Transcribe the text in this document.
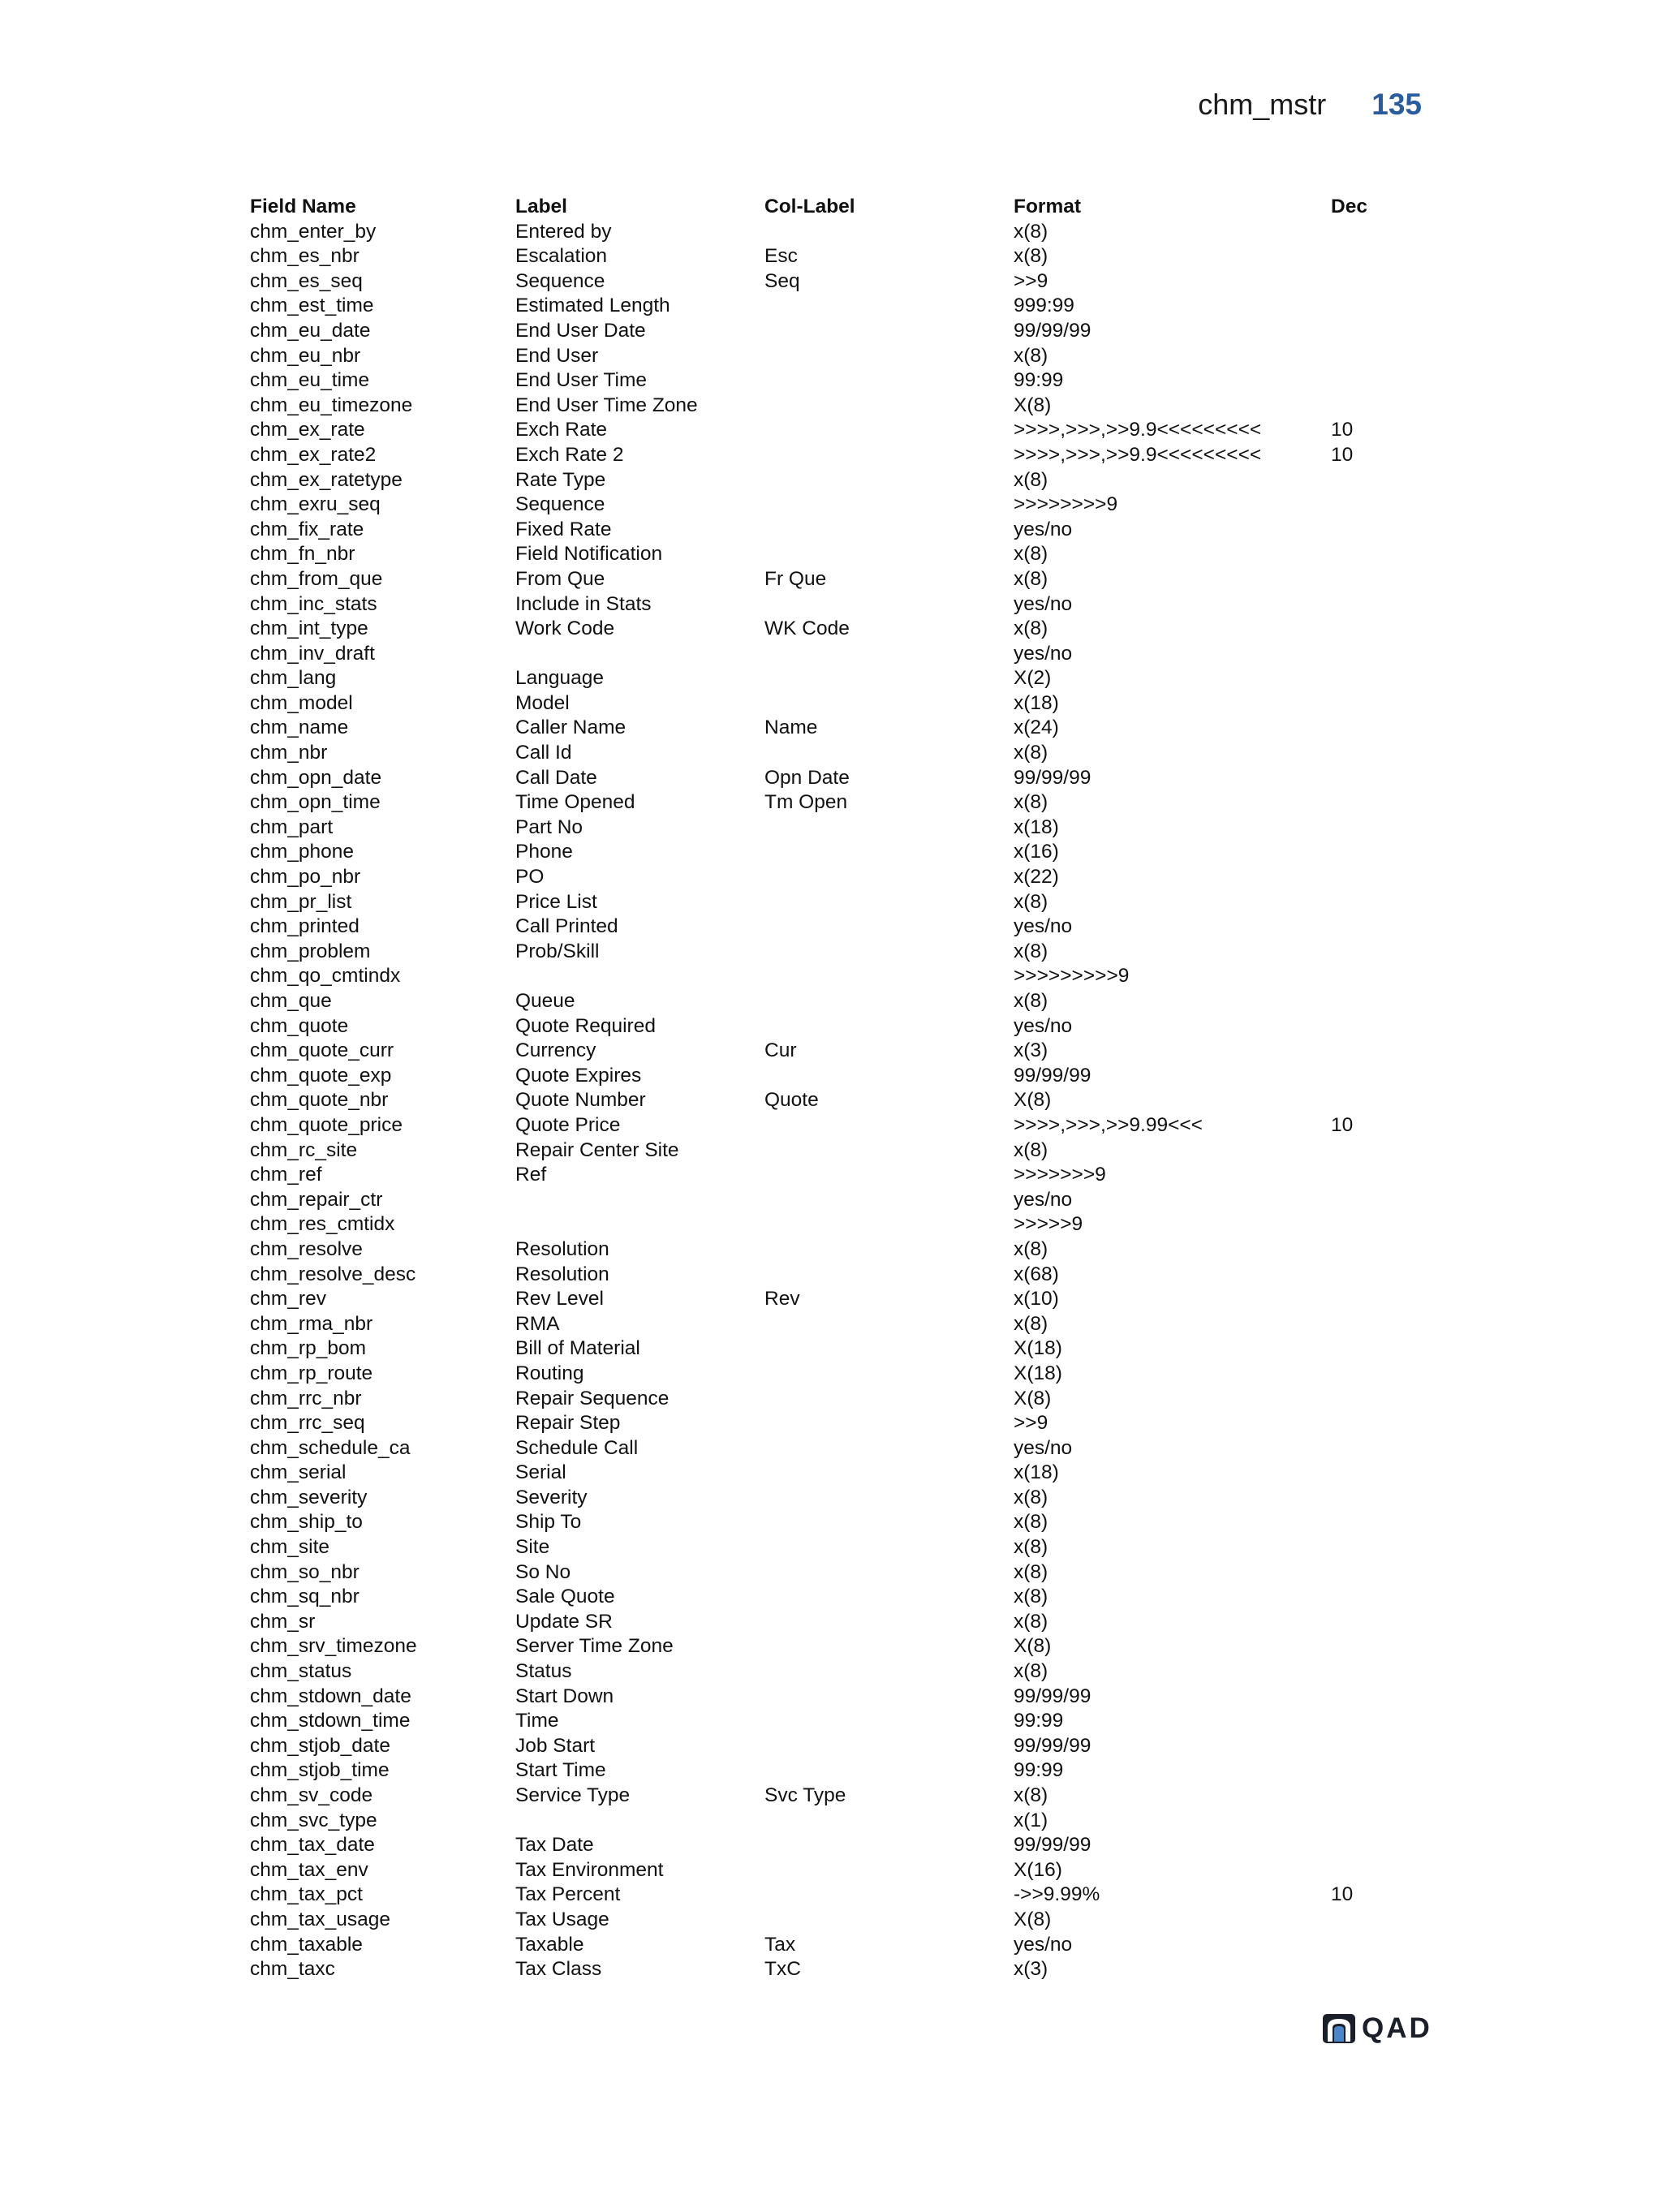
chm_mstr 135
Field Name	Label	Col-Label	Format	Dec
chm_enter_by	Entered by		x(8)	
chm_es_nbr	Escalation	Esc	x(8)	
chm_es_seq	Sequence	Seq	>>9	
chm_est_time	Estimated Length		999:99	
chm_eu_date	End User Date		99/99/99	
chm_eu_nbr	End User		x(8)	
chm_eu_time	End User Time		99:99	
chm_eu_timezone	End User Time Zone		X(8)	
chm_ex_rate	Exch Rate		>>>>,>>>,>>9.9<<<<<<<<<	10
chm_ex_rate2	Exch Rate 2		>>>>,>>>,>>9.9<<<<<<<<<	10
chm_ex_ratetype	Rate Type		x(8)	
chm_exru_seq	Sequence		>>>>>>>>9	
chm_fix_rate	Fixed Rate		yes/no	
chm_fn_nbr	Field Notification		x(8)	
chm_from_que	From Que	Fr Que	x(8)	
chm_inc_stats	Include in Stats		yes/no	
chm_int_type	Work Code	WK Code	x(8)	
chm_inv_draft			yes/no	
chm_lang	Language		X(2)	
chm_model	Model		x(18)	
chm_name	Caller Name	Name	x(24)	
chm_nbr	Call Id		x(8)	
chm_opn_date	Call Date	Opn Date	99/99/99	
chm_opn_time	Time Opened	Tm Open	x(8)	
chm_part	Part No		x(18)	
chm_phone	Phone		x(16)	
chm_po_nbr	PO		x(22)	
chm_pr_list	Price List		x(8)	
chm_printed	Call Printed		yes/no	
chm_problem	Prob/Skill		x(8)	
chm_qo_cmtindx			>>>>>>>>>9	
chm_que	Queue		x(8)	
chm_quote	Quote Required		yes/no	
chm_quote_curr	Currency	Cur	x(3)	
chm_quote_exp	Quote Expires		99/99/99	
chm_quote_nbr	Quote Number	Quote	X(8)	
chm_quote_price	Quote Price		>>>>,>>>,>>9.99<<<	10
chm_rc_site	Repair Center Site		x(8)	
chm_ref	Ref		>>>>>>>9	
chm_repair_ctr			yes/no	
chm_res_cmtidx			>>>>>9	
chm_resolve	Resolution		x(8)	
chm_resolve_desc	Resolution		x(68)	
chm_rev	Rev Level	Rev	x(10)	
chm_rma_nbr	RMA		x(8)	
chm_rp_bom	Bill of Material		X(18)	
chm_rp_route	Routing		X(18)	
chm_rrc_nbr	Repair Sequence		X(8)	
chm_rrc_seq	Repair Step		>>9	
chm_schedule_ca	Schedule Call		yes/no	
chm_serial	Serial		x(18)	
chm_severity	Severity		x(8)	
chm_ship_to	Ship To		x(8)	
chm_site	Site		x(8)	
chm_so_nbr	So No		x(8)	
chm_sq_nbr	Sale Quote		x(8)	
chm_sr	Update SR		x(8)	
chm_srv_timezone	Server Time Zone		X(8)	
chm_status	Status		x(8)	
chm_stdown_date	Start Down		99/99/99	
chm_stdown_time	Time		99:99	
chm_stjob_date	Job Start		99/99/99	
chm_stjob_time	Start Time		99:99	
chm_sv_code	Service Type	Svc Type	x(8)	
chm_svc_type			x(1)	
chm_tax_date	Tax Date		99/99/99	
chm_tax_env	Tax Environment		X(16)	
chm_tax_pct	Tax Percent		->>9.99%	10
chm_tax_usage	Tax Usage		X(8)	
chm_taxable	Taxable	Tax	yes/no	
chm_taxc	Tax Class	TxC	x(3)	
QAD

▶ Exercise
Read through the data and copy every line where "Price" shows up.

▶ Written response
chm_pr_list	Price List		x(8)	
chm_quote_price	Quote Price		>>>>,>>>,>>9.99<<<	10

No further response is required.